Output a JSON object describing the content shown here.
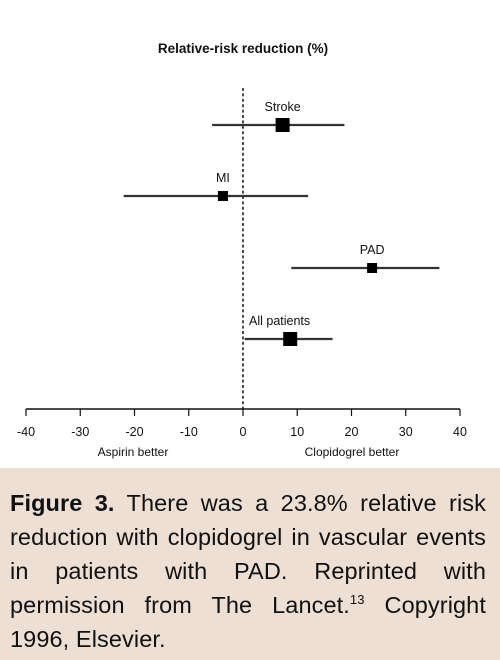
{
  "chart_data": {
    "type": "forest",
    "title": "Relative-risk reduction (%)",
    "xlim": [
      -40,
      40
    ],
    "x_ticks": [
      -40,
      -30,
      -20,
      -10,
      0,
      10,
      20,
      30,
      40
    ],
    "x_tick_labels": [
      "-40",
      "-30",
      "-20",
      "-10",
      "0",
      "10",
      "20",
      "30",
      "40"
    ],
    "left_direction_label": "Aspirin better",
    "right_direction_label": "Clopidogrel better",
    "reference_line": 0,
    "rows": [
      {
        "label": "Stroke",
        "estimate": 7.3,
        "ci_low": -5.7,
        "ci_high": 18.7,
        "marker": "large"
      },
      {
        "label": "MI",
        "estimate": -3.7,
        "ci_low": -22.0,
        "ci_high": 12.0,
        "marker": "small"
      },
      {
        "label": "PAD",
        "estimate": 23.8,
        "ci_low": 8.9,
        "ci_high": 36.2,
        "marker": "small"
      },
      {
        "label": "All patients",
        "estimate": 8.7,
        "ci_low": 0.3,
        "ci_high": 16.5,
        "marker": "large"
      }
    ]
  },
  "caption": {
    "label": "Figure 3.",
    "text": " There was a 23.8% relative risk reduction with clopidogrel in vascular events in patients with PAD. Reprinted with permission from The Lancet.",
    "superscript": "13",
    "tail": " Copyright 1996, Elsevier."
  },
  "colors": {
    "caption_background": "#eddfd4",
    "ink": "#111111"
  }
}
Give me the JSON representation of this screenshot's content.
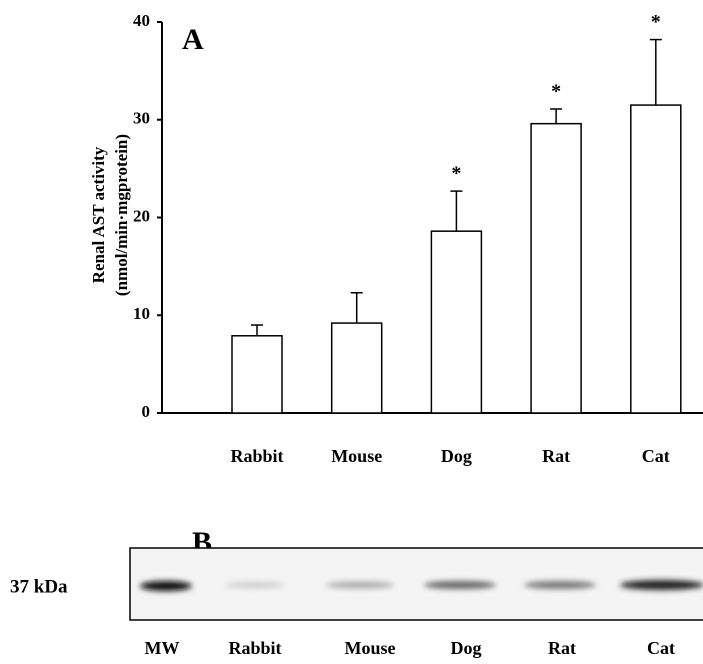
{
  "chart_data": {
    "type": "bar",
    "panel_label": "A",
    "ylabel": [
      "Renal AST activity",
      "(nmol/min·mgprotein)"
    ],
    "categories": [
      "Rabbit",
      "Mouse",
      "Dog",
      "Rat",
      "Cat"
    ],
    "values": [
      7.9,
      9.2,
      18.6,
      29.6,
      31.5
    ],
    "errors": [
      1.1,
      3.1,
      4.1,
      1.5,
      6.7
    ],
    "significance_labels": [
      null,
      null,
      "*",
      "*",
      "*"
    ],
    "color": "#ffffff",
    "ylim": [
      0,
      40
    ],
    "yticks": [
      0,
      10,
      20,
      30,
      40
    ],
    "grid": false
  },
  "blot": {
    "panel_label": "B",
    "marker": "37 kDa",
    "lanes": [
      "MW",
      "Rabbit",
      "Mouse",
      "Dog",
      "Rat",
      "Cat"
    ]
  }
}
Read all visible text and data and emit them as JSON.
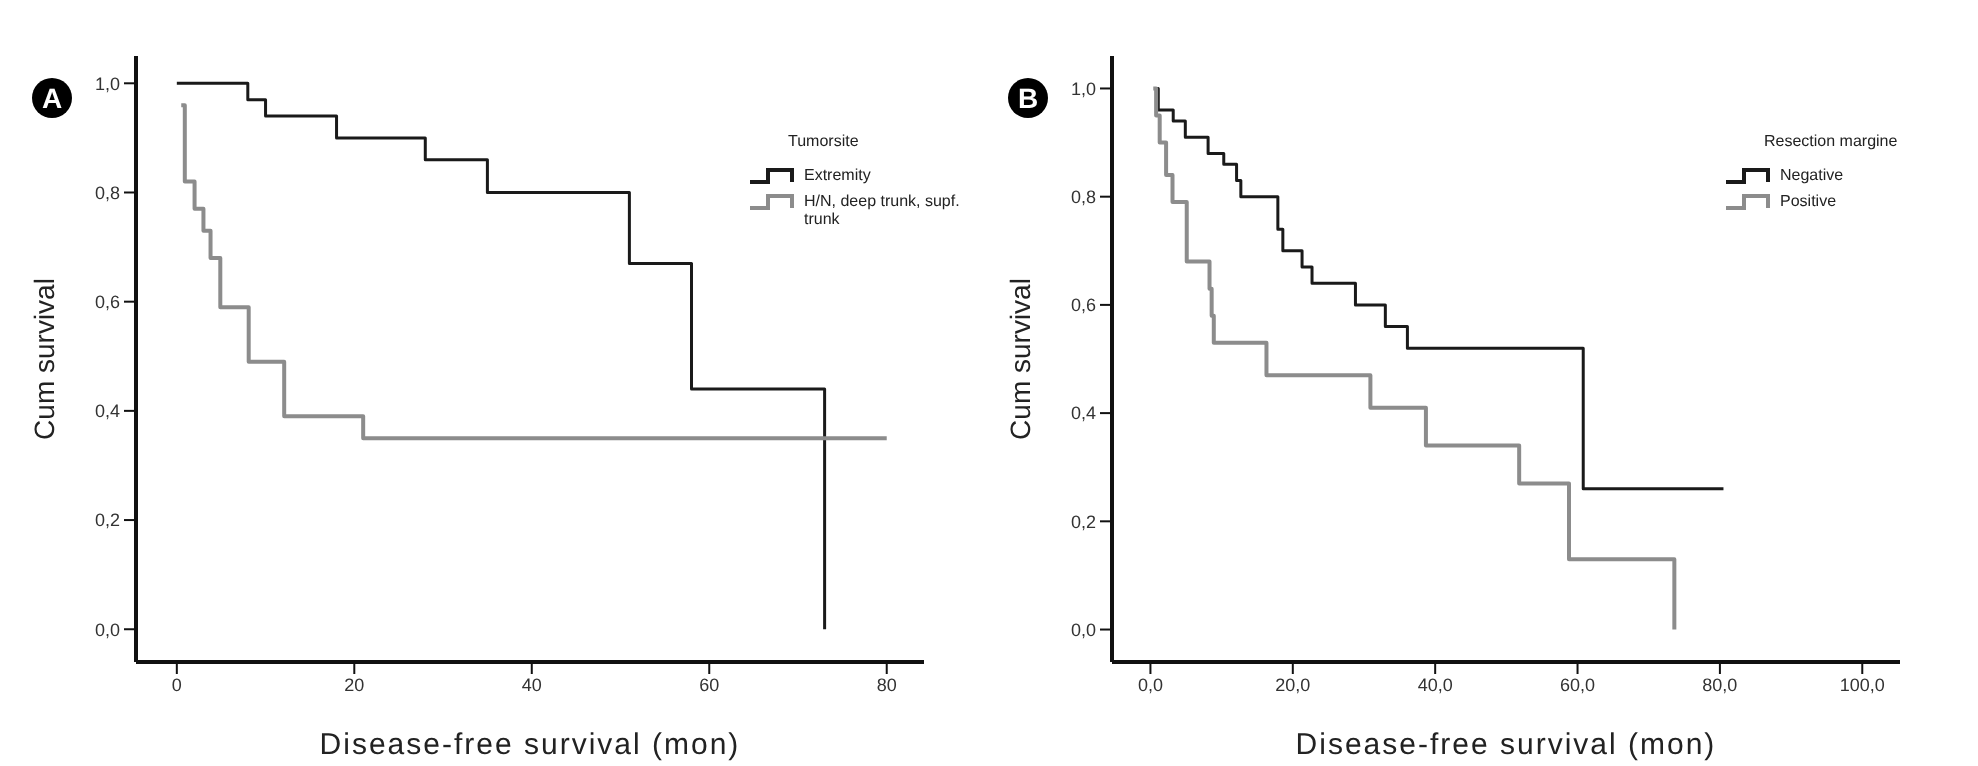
{
  "chart_data": [
    {
      "type": "step",
      "xlabel": "Disease-free survival (mon)",
      "ylabel": "Cum survival",
      "legend_title": "Tumorsite",
      "legend": "top right",
      "annotations": [
        "A"
      ],
      "xlim": [
        -4.6,
        84.2
      ],
      "xticks": [
        0,
        20,
        40,
        60,
        80
      ],
      "ylim": [
        -0.06,
        1.05
      ],
      "yticks": [
        {
          "value": 0,
          "label": "0,0"
        },
        {
          "value": 0.2,
          "label": "0,2"
        },
        {
          "value": 0.4,
          "label": "0,4"
        },
        {
          "value": 0.6,
          "label": "0,6"
        },
        {
          "value": 0.8,
          "label": "0,8"
        },
        {
          "value": 1,
          "label": "1,0"
        }
      ],
      "series": [
        {
          "name": "Extremity",
          "color": "#1a1a1a",
          "x": [
            0,
            8,
            10,
            18,
            28,
            35,
            51,
            58,
            73
          ],
          "values": [
            1.0,
            0.97,
            0.94,
            0.9,
            0.86,
            0.8,
            0.67,
            0.44,
            0.0
          ]
        },
        {
          "name": "H/N, deep trunk, supf. trunk",
          "color": "#8c8c8c",
          "x": [
            0.5,
            0.9,
            2.0,
            3.0,
            3.8,
            4.9,
            8.1,
            12.1,
            21.0,
            80
          ],
          "values": [
            0.96,
            0.82,
            0.77,
            0.73,
            0.68,
            0.59,
            0.49,
            0.39,
            0.35,
            0.35
          ]
        }
      ]
    },
    {
      "type": "step",
      "xlabel": "Disease-free survival (mon)",
      "ylabel": "Cum survival",
      "legend_title": "Resection margine",
      "legend": "top right",
      "annotations": [
        "B"
      ],
      "xlim": [
        -5.4,
        105.3
      ],
      "xticks": [
        {
          "value": 0,
          "label": "0,0"
        },
        {
          "value": 20,
          "label": "20,0"
        },
        {
          "value": 40,
          "label": "40,0"
        },
        {
          "value": 60,
          "label": "60,0"
        },
        {
          "value": 80,
          "label": "80,0"
        },
        {
          "value": 100,
          "label": "100,0"
        }
      ],
      "ylim": [
        -0.06,
        1.06
      ],
      "yticks": [
        {
          "value": 0,
          "label": "0,0"
        },
        {
          "value": 0.2,
          "label": "0,2"
        },
        {
          "value": 0.4,
          "label": "0,4"
        },
        {
          "value": 0.6,
          "label": "0,6"
        },
        {
          "value": 0.8,
          "label": "0,8"
        },
        {
          "value": 1,
          "label": "1,0"
        }
      ],
      "series": [
        {
          "name": "Negative",
          "color": "#1a1a1a",
          "x": [
            0.9,
            1.1,
            3.2,
            4.9,
            8.1,
            10.3,
            12.1,
            12.7,
            17.9,
            18.6,
            21.3,
            22.7,
            28.8,
            33.0,
            36.1,
            60.8,
            80.5
          ],
          "values": [
            1.0,
            0.96,
            0.94,
            0.91,
            0.88,
            0.86,
            0.83,
            0.8,
            0.74,
            0.7,
            0.67,
            0.64,
            0.6,
            0.56,
            0.52,
            0.26,
            0.26
          ]
        },
        {
          "name": "Positive",
          "color": "#8c8c8c",
          "x": [
            0.4,
            0.8,
            1.3,
            2.2,
            3.1,
            5.1,
            8.3,
            8.6,
            8.9,
            16.3,
            30.9,
            38.7,
            51.8,
            58.8,
            73.6
          ],
          "values": [
            1.0,
            0.95,
            0.9,
            0.84,
            0.79,
            0.68,
            0.63,
            0.58,
            0.53,
            0.47,
            0.41,
            0.34,
            0.27,
            0.13,
            0.0
          ]
        }
      ]
    }
  ]
}
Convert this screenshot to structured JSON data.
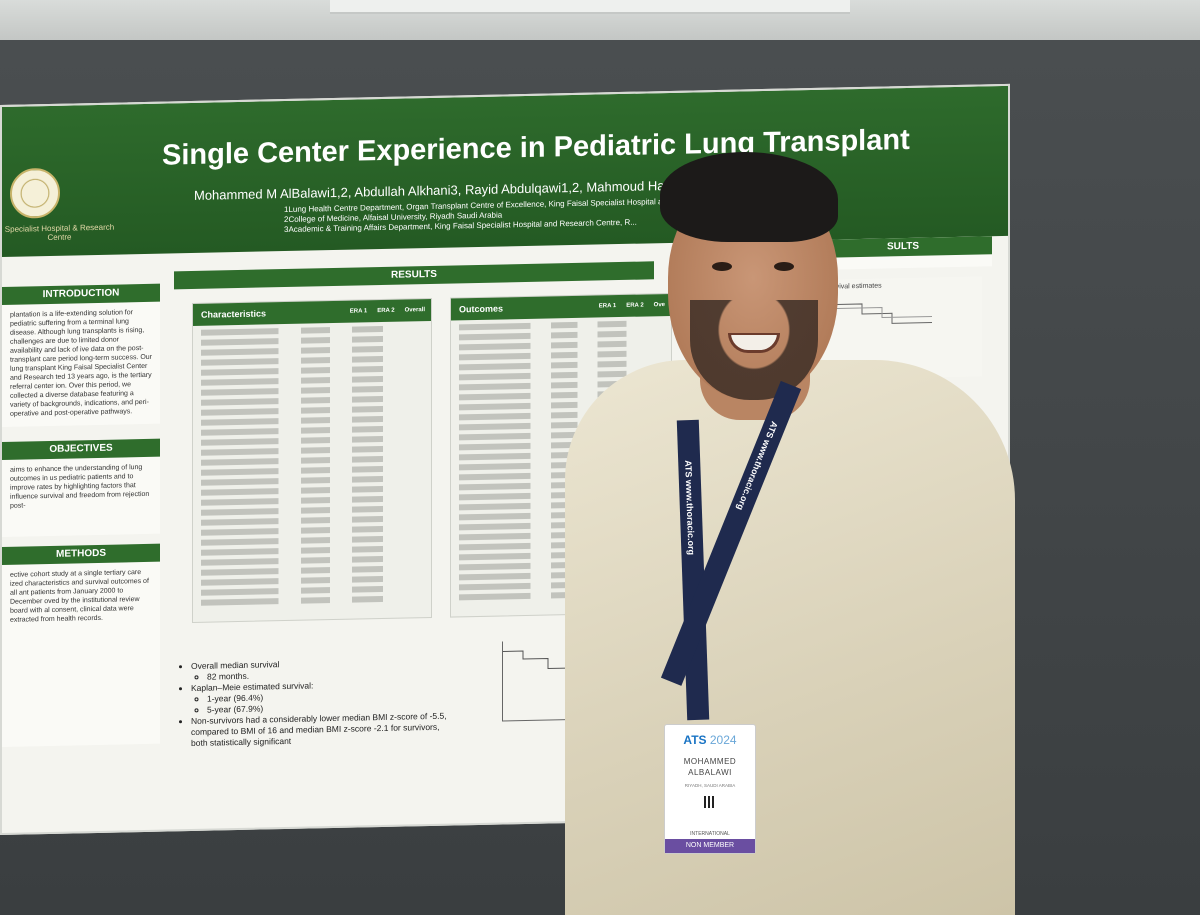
{
  "poster": {
    "title": "Single Center Experience in Pediatric Lung Transplant",
    "authors": "Mohammed M AlBalawi1,2, Abdullah Alkhani3, Rayid Abdulqawi1,2, Mahmoud Hashim1,2 ... -Mutairy1,2",
    "affiliations": [
      "1Lung Health Centre Department, Organ Transplant Centre of Excellence, King Faisal Specialist Hospital and Re...",
      "2College of Medicine, Alfaisal University, Riyadh Saudi Arabia",
      "3Academic & Training Affairs Department, King Faisal Specialist Hospital and Research Centre, R..."
    ],
    "logo_text": "Specialist Hospital & Research Centre",
    "sections": {
      "introduction": "INTRODUCTION",
      "objectives": "OBJECTIVES",
      "methods": "METHODS",
      "results": "RESULTS",
      "results_right": "SULTS"
    },
    "intro_text": "plantation is a life-extending solution for pediatric suffering from a terminal lung disease. Although lung transplants is rising, challenges are due to limited donor availability and lack of ive data on the post-transplant care period long-term success. Our lung transplant King Faisal Specialist Center and Research ted 13 years ago, is the tertiary referral center ion. Over this period, we collected a diverse database featuring a variety of backgrounds, indications, and peri-operative and post-operative pathways.",
    "objectives_text": "aims to enhance the understanding of lung outcomes in us pediatric patients and to improve rates by highlighting factors that influence survival and freedom from rejection post-",
    "methods_text": "ective cohort study at a single tertiary care ized characteristics and survival outcomes of all ant patients from January 2000 to December oved by the institutional review board with al consent, clinical data were extracted from health records.",
    "table1": {
      "header": "Characteristics",
      "cols": [
        "ERA 1",
        "ERA 2",
        "Overall"
      ]
    },
    "table2": {
      "header": "Outcomes",
      "cols": [
        "ERA 1",
        "ERA 2",
        "Ove"
      ]
    },
    "bullets": [
      "Overall median survival",
      "82 months.",
      "Kaplan–Meie estimated survival:",
      "1-year (96.4%)",
      "5-year (67.9%)",
      "Non-survivors had a considerably lower median BMI z-score of -5.5, compared to BMI of 16 and median BMI z-score -2.1 for survivors, both statistically significant"
    ],
    "km_right_label": "survival estimates"
  },
  "badge": {
    "logo": "ATS",
    "year": "2024",
    "first_name": "MOHAMMED",
    "last_name": "ALBALAWI",
    "location": "RIYADH, SAUDI ARABIA",
    "intl": "INTERNATIONAL",
    "type": "NON MEMBER"
  },
  "lanyard": {
    "text_left": "ATS  www.thoracic.org",
    "text_right": "ATS  www.thoracic.org"
  },
  "colors": {
    "poster_green": "#2e6b2c",
    "board": "#3e4244",
    "badge_purple": "#6a4ea1",
    "lanyard": "#1f2a4e"
  }
}
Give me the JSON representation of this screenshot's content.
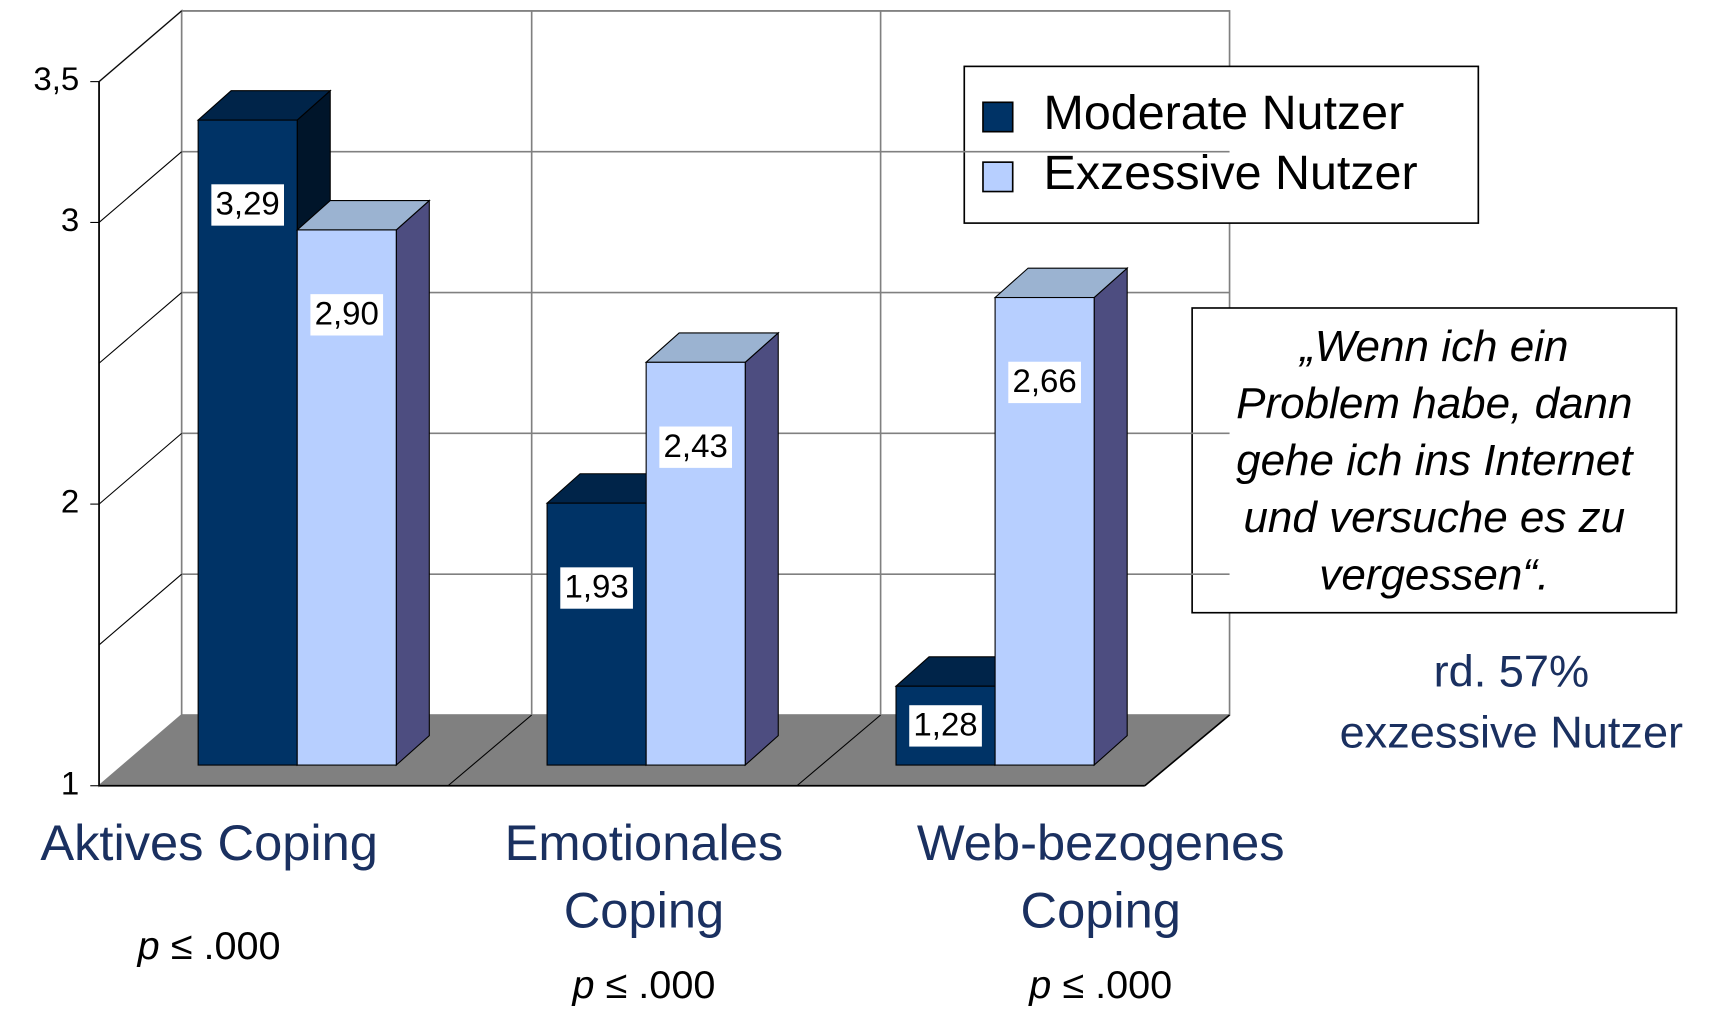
{
  "chart_data": {
    "type": "bar3d",
    "categories": [
      [
        "Aktives Coping"
      ],
      [
        "Emotionales",
        "Coping"
      ],
      [
        "Web-bezogenes",
        "Coping"
      ]
    ],
    "series": [
      {
        "name": "Moderate Nutzer",
        "color": "#003366",
        "values": [
          3.29,
          1.93,
          1.28
        ],
        "value_labels": [
          "3,29",
          "1,93",
          "1,28"
        ]
      },
      {
        "name": "Exzessive Nutzer",
        "color": "#b7cfff",
        "values": [
          2.9,
          2.43,
          2.66
        ],
        "value_labels": [
          "2,90",
          "2,43",
          "2,66"
        ]
      }
    ],
    "ylim": [
      1,
      3.5
    ],
    "yticks": [
      1,
      2,
      3,
      {
        "value": 3.5,
        "label": "3,5"
      }
    ],
    "minor_grid": [
      1.5,
      2.5
    ],
    "grid": true,
    "legend": "upper right",
    "p_values": [
      "p ≤ .000",
      "p ≤ .000",
      "p ≤ .000"
    ],
    "quote": [
      "„Wenn ich ein",
      "Problem habe, dann",
      "gehe ich ins Internet",
      "und versuche es zu",
      "vergessen“."
    ],
    "note": [
      "rd. 57%",
      "exzessive Nutzer"
    ]
  }
}
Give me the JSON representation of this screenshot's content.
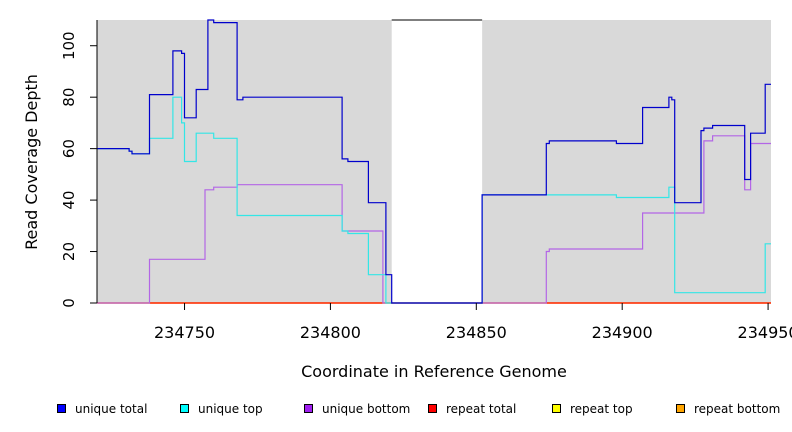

- _Task directions_: Search the records above for the string "thoracic" and copy each line that holds it.

- _Written response_:
    "text_left": "ATS  www.thoracic.org",
    "text_right": "ATS  www.thoracic.org"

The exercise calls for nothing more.